start
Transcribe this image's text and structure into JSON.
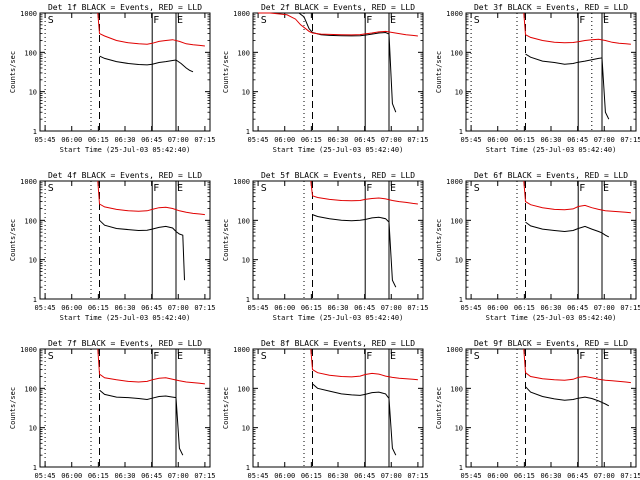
{
  "figure": {
    "xlabel": "Start Time (25-Jul-03 05:42:40)",
    "ylabel": "Counts/sec",
    "legend_note": "BLACK = Events, RED = LLD",
    "colors": {
      "events": "#000000",
      "lld": "#e00000",
      "axes": "#000000"
    }
  },
  "chart_data": [
    {
      "type": "line",
      "title": "Det 1f BLACK = Events, RED = LLD",
      "xlabel": "Start Time (25-Jul-03 05:42:40)",
      "ylabel": "Counts/sec",
      "y_scale": "log",
      "ylim": [
        1,
        1000
      ],
      "y_ticks": [
        1,
        10,
        100,
        1000
      ],
      "x_ticks": [
        "05:45",
        "06:00",
        "06:15",
        "06:30",
        "06:45",
        "07:00",
        "07:15"
      ],
      "xlim_min": [
        3,
        97
      ],
      "markers": {
        "S": 4,
        "F": 66,
        "E": 80
      },
      "lines": {
        "dotted": [
          3,
          30
        ],
        "dashed": [
          35
        ],
        "solid": [
          66,
          80
        ]
      },
      "series": [
        {
          "name": "Events",
          "color": "#000000",
          "x": [
            35,
            38,
            45,
            52,
            58,
            63,
            66,
            70,
            74,
            78,
            80,
            83,
            86,
            88,
            90
          ],
          "y": [
            80,
            70,
            58,
            52,
            49,
            48,
            50,
            55,
            58,
            62,
            64,
            52,
            40,
            35,
            32
          ]
        },
        {
          "name": "LLD",
          "color": "#e00000",
          "x": [
            34,
            35,
            38,
            45,
            52,
            58,
            63,
            66,
            70,
            74,
            78,
            82,
            86,
            90,
            94,
            97
          ],
          "y": [
            1000,
            300,
            260,
            200,
            175,
            165,
            160,
            170,
            190,
            200,
            210,
            190,
            165,
            155,
            150,
            145
          ]
        }
      ]
    },
    {
      "type": "line",
      "title": "Det 2f BLACK = Events, RED = LLD",
      "xlabel": "Start Time (25-Jul-03 05:42:40)",
      "ylabel": "Counts/sec",
      "y_scale": "log",
      "ylim": [
        1,
        1000
      ],
      "y_ticks": [
        1,
        10,
        100,
        1000
      ],
      "x_ticks": [
        "05:45",
        "06:00",
        "06:15",
        "06:30",
        "06:45",
        "07:00",
        "07:15"
      ],
      "xlim_min": [
        3,
        97
      ],
      "markers": {
        "S": 4,
        "F": 66,
        "E": 80
      },
      "lines": {
        "dotted": [
          30
        ],
        "dashed": [
          35
        ],
        "solid": [
          66,
          80
        ]
      },
      "series": [
        {
          "name": "Events",
          "color": "#000000",
          "x": [
            27,
            30,
            33,
            35,
            40,
            45,
            52,
            58,
            63,
            66,
            70,
            74,
            78,
            80,
            82,
            84
          ],
          "y": [
            1000,
            800,
            400,
            320,
            280,
            270,
            265,
            262,
            265,
            275,
            290,
            310,
            320,
            290,
            5,
            3
          ]
        },
        {
          "name": "LLD",
          "color": "#e00000",
          "x": [
            3,
            10,
            20,
            25,
            28,
            31,
            33,
            35,
            40,
            45,
            52,
            58,
            63,
            66,
            70,
            74,
            78,
            82,
            86,
            90,
            94,
            97
          ],
          "y": [
            1000,
            1000,
            900,
            700,
            500,
            400,
            340,
            310,
            290,
            285,
            280,
            278,
            282,
            295,
            310,
            330,
            340,
            320,
            300,
            280,
            270,
            260
          ]
        }
      ]
    },
    {
      "type": "line",
      "title": "Det 3f BLACK = Events, RED = LLD",
      "xlabel": "Start Time (25-Jul-03 05:42:40)",
      "ylabel": "Counts/sec",
      "y_scale": "log",
      "ylim": [
        1,
        1000
      ],
      "y_ticks": [
        1,
        10,
        100,
        1000
      ],
      "x_ticks": [
        "05:45",
        "06:00",
        "06:15",
        "06:30",
        "06:45",
        "07:00",
        "07:15"
      ],
      "xlim_min": [
        3,
        97
      ],
      "markers": {
        "S": 4,
        "F": 66,
        "E": 80
      },
      "lines": {
        "dotted": [
          3,
          30,
          74
        ],
        "dashed": [
          35
        ],
        "solid": [
          66,
          80
        ]
      },
      "series": [
        {
          "name": "Events",
          "color": "#000000",
          "x": [
            35,
            38,
            45,
            52,
            58,
            63,
            66,
            70,
            74,
            78,
            80,
            82,
            84
          ],
          "y": [
            90,
            75,
            60,
            55,
            50,
            52,
            56,
            60,
            65,
            70,
            72,
            3,
            2
          ]
        },
        {
          "name": "LLD",
          "color": "#e00000",
          "x": [
            34,
            35,
            38,
            45,
            52,
            58,
            63,
            66,
            70,
            74,
            78,
            82,
            86,
            90,
            94,
            97
          ],
          "y": [
            1000,
            280,
            240,
            200,
            180,
            175,
            178,
            185,
            200,
            210,
            215,
            200,
            180,
            170,
            165,
            160
          ]
        }
      ]
    },
    {
      "type": "line",
      "title": "Det 4f BLACK = Events, RED = LLD",
      "xlabel": "Start Time (25-Jul-03 05:42:40)",
      "ylabel": "Counts/sec",
      "y_scale": "log",
      "ylim": [
        1,
        1000
      ],
      "y_ticks": [
        1,
        10,
        100,
        1000
      ],
      "x_ticks": [
        "05:45",
        "06:00",
        "06:15",
        "06:30",
        "06:45",
        "07:00",
        "07:15"
      ],
      "xlim_min": [
        3,
        97
      ],
      "markers": {
        "S": 4,
        "F": 66,
        "E": 80
      },
      "lines": {
        "dotted": [
          3,
          30
        ],
        "dashed": [
          35
        ],
        "solid": [
          66,
          80
        ]
      },
      "series": [
        {
          "name": "Events",
          "color": "#000000",
          "x": [
            35,
            38,
            45,
            52,
            58,
            63,
            66,
            70,
            74,
            78,
            80,
            82,
            84,
            85
          ],
          "y": [
            100,
            75,
            62,
            58,
            55,
            56,
            60,
            66,
            70,
            64,
            52,
            45,
            42,
            3
          ]
        },
        {
          "name": "LLD",
          "color": "#e00000",
          "x": [
            34,
            35,
            38,
            45,
            52,
            58,
            63,
            66,
            70,
            74,
            78,
            82,
            86,
            90,
            94,
            97
          ],
          "y": [
            1000,
            260,
            220,
            190,
            175,
            170,
            175,
            190,
            210,
            215,
            200,
            175,
            160,
            150,
            145,
            140
          ]
        }
      ]
    },
    {
      "type": "line",
      "title": "Det 5f BLACK = Events, RED = LLD",
      "xlabel": "Start Time (25-Jul-03 05:42:40)",
      "ylabel": "Counts/sec",
      "y_scale": "log",
      "ylim": [
        1,
        1000
      ],
      "y_ticks": [
        1,
        10,
        100,
        1000
      ],
      "x_ticks": [
        "05:45",
        "06:00",
        "06:15",
        "06:30",
        "06:45",
        "07:00",
        "07:15"
      ],
      "xlim_min": [
        3,
        97
      ],
      "markers": {
        "S": 4,
        "F": 66,
        "E": 80
      },
      "lines": {
        "dotted": [
          30
        ],
        "dashed": [
          35
        ],
        "solid": [
          66,
          80
        ]
      },
      "series": [
        {
          "name": "Events",
          "color": "#000000",
          "x": [
            35,
            38,
            45,
            52,
            58,
            63,
            66,
            70,
            74,
            78,
            80,
            82,
            84
          ],
          "y": [
            140,
            125,
            110,
            100,
            98,
            100,
            105,
            115,
            120,
            110,
            90,
            3,
            2
          ]
        },
        {
          "name": "LLD",
          "color": "#e00000",
          "x": [
            34,
            35,
            38,
            45,
            52,
            58,
            63,
            66,
            70,
            74,
            78,
            82,
            86,
            90,
            94,
            97
          ],
          "y": [
            1000,
            420,
            380,
            340,
            320,
            315,
            320,
            340,
            360,
            370,
            350,
            320,
            300,
            285,
            270,
            260
          ]
        }
      ]
    },
    {
      "type": "line",
      "title": "Det 6f BLACK = Events, RED = LLD",
      "xlabel": "Start Time (25-Jul-03 05:42:40)",
      "ylabel": "Counts/sec",
      "y_scale": "log",
      "ylim": [
        1,
        1000
      ],
      "y_ticks": [
        1,
        10,
        100,
        1000
      ],
      "x_ticks": [
        "05:45",
        "06:00",
        "06:15",
        "06:30",
        "06:45",
        "07:00",
        "07:15"
      ],
      "xlim_min": [
        3,
        97
      ],
      "markers": {
        "S": 4,
        "F": 66,
        "E": 80
      },
      "lines": {
        "dotted": [
          30
        ],
        "dashed": [
          35
        ],
        "solid": [
          66,
          80
        ]
      },
      "series": [
        {
          "name": "Events",
          "color": "#000000",
          "x": [
            35,
            38,
            45,
            52,
            58,
            63,
            66,
            70,
            74,
            78,
            80,
            82,
            84
          ],
          "y": [
            90,
            72,
            60,
            55,
            52,
            55,
            62,
            70,
            60,
            52,
            48,
            42,
            38
          ]
        },
        {
          "name": "LLD",
          "color": "#e00000",
          "x": [
            34,
            35,
            38,
            45,
            52,
            58,
            63,
            66,
            70,
            74,
            78,
            82,
            86,
            90,
            94,
            97
          ],
          "y": [
            1000,
            300,
            250,
            210,
            190,
            185,
            195,
            225,
            240,
            210,
            190,
            175,
            170,
            165,
            160,
            155
          ]
        }
      ]
    },
    {
      "type": "line",
      "title": "Det 7f BLACK = Events, RED = LLD",
      "xlabel": "Start Time (25-Jul-03 05:42:40)",
      "ylabel": "Counts/sec",
      "y_scale": "log",
      "ylim": [
        1,
        1000
      ],
      "y_ticks": [
        1,
        10,
        100,
        1000
      ],
      "x_ticks": [
        "05:45",
        "06:00",
        "06:15",
        "06:30",
        "06:45",
        "07:00",
        "07:15"
      ],
      "xlim_min": [
        3,
        97
      ],
      "markers": {
        "S": 4,
        "F": 66,
        "E": 80
      },
      "lines": {
        "dotted": [
          3,
          30
        ],
        "dashed": [
          35
        ],
        "solid": [
          66,
          80
        ]
      },
      "series": [
        {
          "name": "Events",
          "color": "#000000",
          "x": [
            35,
            38,
            45,
            52,
            58,
            63,
            66,
            70,
            74,
            78,
            80,
            82,
            84
          ],
          "y": [
            90,
            70,
            60,
            58,
            55,
            52,
            56,
            62,
            64,
            60,
            58,
            3,
            2
          ]
        },
        {
          "name": "LLD",
          "color": "#e00000",
          "x": [
            34,
            35,
            38,
            45,
            52,
            58,
            63,
            66,
            70,
            74,
            78,
            82,
            86,
            90,
            94,
            97
          ],
          "y": [
            1000,
            230,
            185,
            165,
            150,
            145,
            150,
            165,
            180,
            185,
            170,
            155,
            145,
            140,
            135,
            130
          ]
        }
      ]
    },
    {
      "type": "line",
      "title": "Det 8f BLACK = Events, RED = LLD",
      "xlabel": "Start Time (25-Jul-03 05:42:40)",
      "ylabel": "Counts/sec",
      "y_scale": "log",
      "ylim": [
        1,
        1000
      ],
      "y_ticks": [
        1,
        10,
        100,
        1000
      ],
      "x_ticks": [
        "05:45",
        "06:00",
        "06:15",
        "06:30",
        "06:45",
        "07:00",
        "07:15"
      ],
      "xlim_min": [
        3,
        97
      ],
      "markers": {
        "S": 4,
        "F": 66,
        "E": 80
      },
      "lines": {
        "dotted": [
          30
        ],
        "dashed": [
          35
        ],
        "solid": [
          66,
          80
        ]
      },
      "series": [
        {
          "name": "Events",
          "color": "#000000",
          "x": [
            35,
            38,
            45,
            52,
            58,
            63,
            66,
            70,
            74,
            78,
            80,
            82,
            84
          ],
          "y": [
            130,
            100,
            85,
            72,
            68,
            66,
            70,
            78,
            80,
            72,
            55,
            3,
            2
          ]
        },
        {
          "name": "LLD",
          "color": "#e00000",
          "x": [
            34,
            35,
            38,
            45,
            52,
            58,
            63,
            66,
            70,
            74,
            78,
            82,
            86,
            90,
            94,
            97
          ],
          "y": [
            1000,
            300,
            250,
            215,
            200,
            195,
            205,
            225,
            240,
            230,
            205,
            190,
            180,
            175,
            170,
            165
          ]
        }
      ]
    },
    {
      "type": "line",
      "title": "Det 9f BLACK = Events, RED = LLD",
      "xlabel": "Start Time (25-Jul-03 05:42:40)",
      "ylabel": "Counts/sec",
      "y_scale": "log",
      "ylim": [
        1,
        1000
      ],
      "y_ticks": [
        1,
        10,
        100,
        1000
      ],
      "x_ticks": [
        "05:45",
        "06:00",
        "06:15",
        "06:30",
        "06:45",
        "07:00",
        "07:15"
      ],
      "xlim_min": [
        3,
        97
      ],
      "markers": {
        "S": 4,
        "F": 66,
        "E": 80
      },
      "lines": {
        "dotted": [
          30,
          77
        ],
        "dashed": [
          35
        ],
        "solid": [
          66,
          80
        ]
      },
      "series": [
        {
          "name": "Events",
          "color": "#000000",
          "x": [
            35,
            38,
            45,
            52,
            58,
            63,
            66,
            70,
            74,
            78,
            80,
            82,
            84
          ],
          "y": [
            110,
            80,
            62,
            54,
            50,
            52,
            56,
            60,
            55,
            48,
            44,
            40,
            36
          ]
        },
        {
          "name": "LLD",
          "color": "#e00000",
          "x": [
            34,
            35,
            38,
            45,
            52,
            58,
            63,
            66,
            70,
            74,
            78,
            82,
            86,
            90,
            94,
            97
          ],
          "y": [
            1000,
            250,
            200,
            175,
            165,
            160,
            170,
            190,
            200,
            185,
            170,
            160,
            155,
            150,
            145,
            140
          ]
        }
      ]
    }
  ]
}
end
Request -
Search the preceding listing for the word "BLACK" and pull out every line that holds it.

Complete output -
    "legend_note": "BLACK = Events, RED = LLD",
      "title": "Det 1f BLACK = Events, RED = LLD",
      "title": "Det 2f BLACK = Events, RED = LLD",
      "title": "Det 3f BLACK = Events, RED = LLD",
      "title": "Det 4f BLACK = Events, RED = LLD",
      "title": "Det 5f BLACK = Events, RED = LLD",
      "title": "Det 6f BLACK = Events, RED = LLD",
      "title": "Det 7f BLACK = Events, RED = LLD",
      "title": "Det 8f BLACK = Events, RED = LLD",
      "title": "Det 9f BLACK = Events, RED = LLD",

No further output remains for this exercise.